• **AIM OF THE EXERCISE**
Can you retype every record below exactly as written?

• **EXERCISE DATA**
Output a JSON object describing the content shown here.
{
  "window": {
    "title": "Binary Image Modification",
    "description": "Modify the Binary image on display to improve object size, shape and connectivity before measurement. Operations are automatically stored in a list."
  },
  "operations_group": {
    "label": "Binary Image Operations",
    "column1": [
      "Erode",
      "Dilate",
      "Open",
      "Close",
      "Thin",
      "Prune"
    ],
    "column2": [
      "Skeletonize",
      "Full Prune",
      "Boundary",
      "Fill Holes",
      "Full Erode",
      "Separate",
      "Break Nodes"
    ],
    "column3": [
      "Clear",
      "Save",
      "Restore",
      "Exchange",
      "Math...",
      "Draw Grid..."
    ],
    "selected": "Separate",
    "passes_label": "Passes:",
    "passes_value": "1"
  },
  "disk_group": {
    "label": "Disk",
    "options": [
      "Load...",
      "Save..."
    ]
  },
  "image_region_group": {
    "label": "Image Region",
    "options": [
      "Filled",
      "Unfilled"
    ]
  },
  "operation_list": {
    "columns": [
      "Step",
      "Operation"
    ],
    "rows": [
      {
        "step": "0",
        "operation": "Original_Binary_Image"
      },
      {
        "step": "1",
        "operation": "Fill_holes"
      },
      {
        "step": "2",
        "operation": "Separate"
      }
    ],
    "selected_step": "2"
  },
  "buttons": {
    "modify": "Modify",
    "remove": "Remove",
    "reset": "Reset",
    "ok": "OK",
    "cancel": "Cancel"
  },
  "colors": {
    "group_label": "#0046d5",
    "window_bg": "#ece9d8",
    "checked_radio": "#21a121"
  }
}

• **OUTPUT OF THE EXERCISE**
Output a JSON object describing the content shown here.
{
  "window": {
    "title": "Binary Image Modification",
    "description": "Modify the Binary image on display to improve object size, shape and connectivity before measurement. Operations are automatically stored in a list."
  },
  "operations_group": {
    "label": "Binary Image Operations",
    "column1": [
      "Erode",
      "Dilate",
      "Open",
      "Close",
      "Thin",
      "Prune"
    ],
    "column2": [
      "Skeletonize",
      "Full Prune",
      "Boundary",
      "Fill Holes",
      "Full Erode",
      "Separate",
      "Break Nodes"
    ],
    "column3": [
      "Clear",
      "Save",
      "Restore",
      "Exchange",
      "Math...",
      "Draw Grid..."
    ],
    "selected": "Separate",
    "passes_label": "Passes:",
    "passes_value": "1"
  },
  "disk_group": {
    "label": "Disk",
    "options": [
      "Load...",
      "Save..."
    ]
  },
  "image_region_group": {
    "label": "Image Region",
    "options": [
      "Filled",
      "Unfilled"
    ]
  },
  "operation_list": {
    "columns": [
      "Step",
      "Operation"
    ],
    "rows": [
      {
        "step": "0",
        "operation": "Original_Binary_Image"
      },
      {
        "step": "1",
        "operation": "Fill_holes"
      },
      {
        "step": "2",
        "operation": "Separate"
      }
    ],
    "selected_step": "2"
  },
  "buttons": {
    "modify": "Modify",
    "remove": "Remove",
    "reset": "Reset",
    "ok": "OK",
    "cancel": "Cancel"
  },
  "colors": {
    "group_label": "#0046d5",
    "window_bg": "#ece9d8",
    "checked_radio": "#21a121"
  }
}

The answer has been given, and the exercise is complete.